== Task requirements ==
Within the records below, find each line that holds the string "editorconfig", then copy it.

========================

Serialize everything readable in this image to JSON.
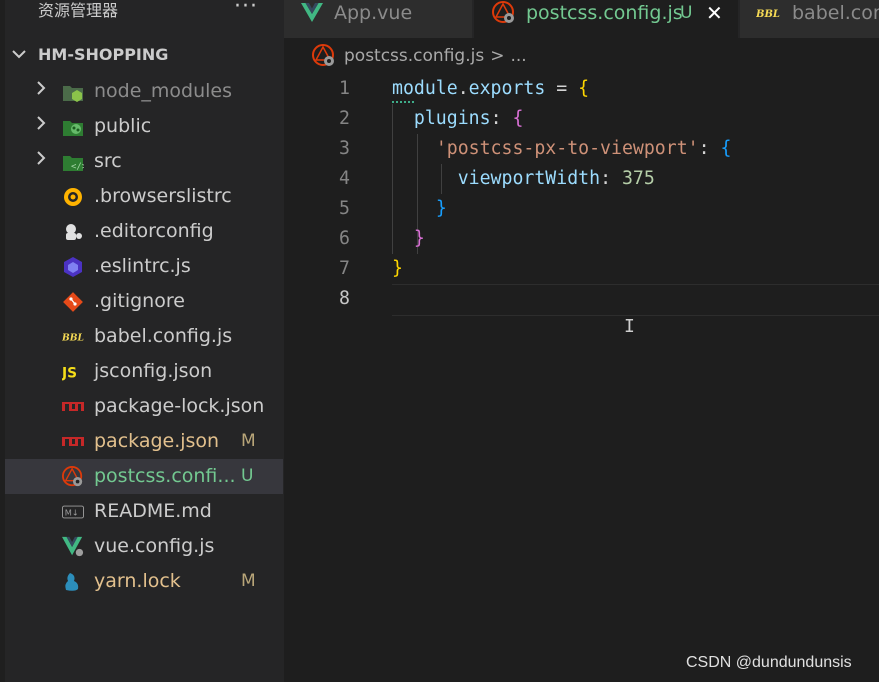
{
  "sidebar": {
    "title": "资源管理器",
    "more": "···",
    "project": "HM-SHOPPING",
    "files": [
      {
        "name": "node_modules",
        "icon": "node-modules-folder-icon",
        "expandable": true,
        "badge": "",
        "state": "dim"
      },
      {
        "name": "public",
        "icon": "public-folder-icon",
        "expandable": true,
        "badge": "",
        "state": "normal"
      },
      {
        "name": "src",
        "icon": "src-folder-icon",
        "expandable": true,
        "badge": "",
        "state": "normal"
      },
      {
        "name": ".browserslistrc",
        "icon": "browserslist-icon",
        "expandable": false,
        "badge": "",
        "state": "normal"
      },
      {
        "name": ".editorconfig",
        "icon": "editorconfig-icon",
        "expandable": false,
        "badge": "",
        "state": "normal"
      },
      {
        "name": ".eslintrc.js",
        "icon": "eslint-icon",
        "expandable": false,
        "badge": "",
        "state": "normal"
      },
      {
        "name": ".gitignore",
        "icon": "git-icon",
        "expandable": false,
        "badge": "",
        "state": "normal"
      },
      {
        "name": "babel.config.js",
        "icon": "babel-icon",
        "expandable": false,
        "badge": "",
        "state": "normal"
      },
      {
        "name": "jsconfig.json",
        "icon": "js-icon",
        "expandable": false,
        "badge": "",
        "state": "normal"
      },
      {
        "name": "package-lock.json",
        "icon": "npm-icon",
        "expandable": false,
        "badge": "",
        "state": "normal"
      },
      {
        "name": "package.json",
        "icon": "npm-icon",
        "expandable": false,
        "badge": "M",
        "state": "modified"
      },
      {
        "name": "postcss.confi...",
        "icon": "postcss-icon",
        "expandable": false,
        "badge": "U",
        "state": "untracked"
      },
      {
        "name": "README.md",
        "icon": "markdown-icon",
        "expandable": false,
        "badge": "",
        "state": "normal"
      },
      {
        "name": "vue.config.js",
        "icon": "vue-config-icon",
        "expandable": false,
        "badge": "",
        "state": "normal"
      },
      {
        "name": "yarn.lock",
        "icon": "yarn-icon",
        "expandable": false,
        "badge": "M",
        "state": "modified"
      }
    ]
  },
  "tabs": [
    {
      "label": "App.vue",
      "badge": "",
      "icon": "vue-icon",
      "active": false
    },
    {
      "label": "postcss.config.js",
      "badge": "U",
      "icon": "postcss-icon",
      "active": true,
      "close": "✕"
    },
    {
      "label": "babel.con",
      "badge": "",
      "icon": "babel-icon",
      "active": false
    }
  ],
  "breadcrumb": {
    "file": "postcss.config.js",
    "separator": ">",
    "more": "..."
  },
  "editor": {
    "line_numbers": [
      "1",
      "2",
      "3",
      "4",
      "5",
      "6",
      "7",
      "8"
    ],
    "current_line": 8,
    "lines": [
      [
        {
          "t": "module",
          "c": "var"
        },
        {
          "t": ".",
          "c": "plain"
        },
        {
          "t": "exports",
          "c": "var"
        },
        {
          "t": " = ",
          "c": "plain"
        },
        {
          "t": "{",
          "c": "b1"
        }
      ],
      [
        {
          "t": "  ",
          "c": "plain"
        },
        {
          "t": "plugins",
          "c": "var"
        },
        {
          "t": ": ",
          "c": "plain"
        },
        {
          "t": "{",
          "c": "b2"
        }
      ],
      [
        {
          "t": "    ",
          "c": "plain"
        },
        {
          "t": "'postcss-px-to-viewport'",
          "c": "str"
        },
        {
          "t": ": ",
          "c": "plain"
        },
        {
          "t": "{",
          "c": "b3"
        }
      ],
      [
        {
          "t": "      ",
          "c": "plain"
        },
        {
          "t": "viewportWidth",
          "c": "var"
        },
        {
          "t": ": ",
          "c": "plain"
        },
        {
          "t": "375",
          "c": "num"
        }
      ],
      [
        {
          "t": "    ",
          "c": "plain"
        },
        {
          "t": "}",
          "c": "b3"
        }
      ],
      [
        {
          "t": "  ",
          "c": "plain"
        },
        {
          "t": "}",
          "c": "b2"
        }
      ],
      [
        {
          "t": "}",
          "c": "b1"
        }
      ],
      []
    ]
  },
  "ibeam": "I",
  "watermark": "CSDN @dundundunsis"
}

========================

== Worked solution ==
        "name": ".editorconfig",
        "icon": "editorconfig-icon",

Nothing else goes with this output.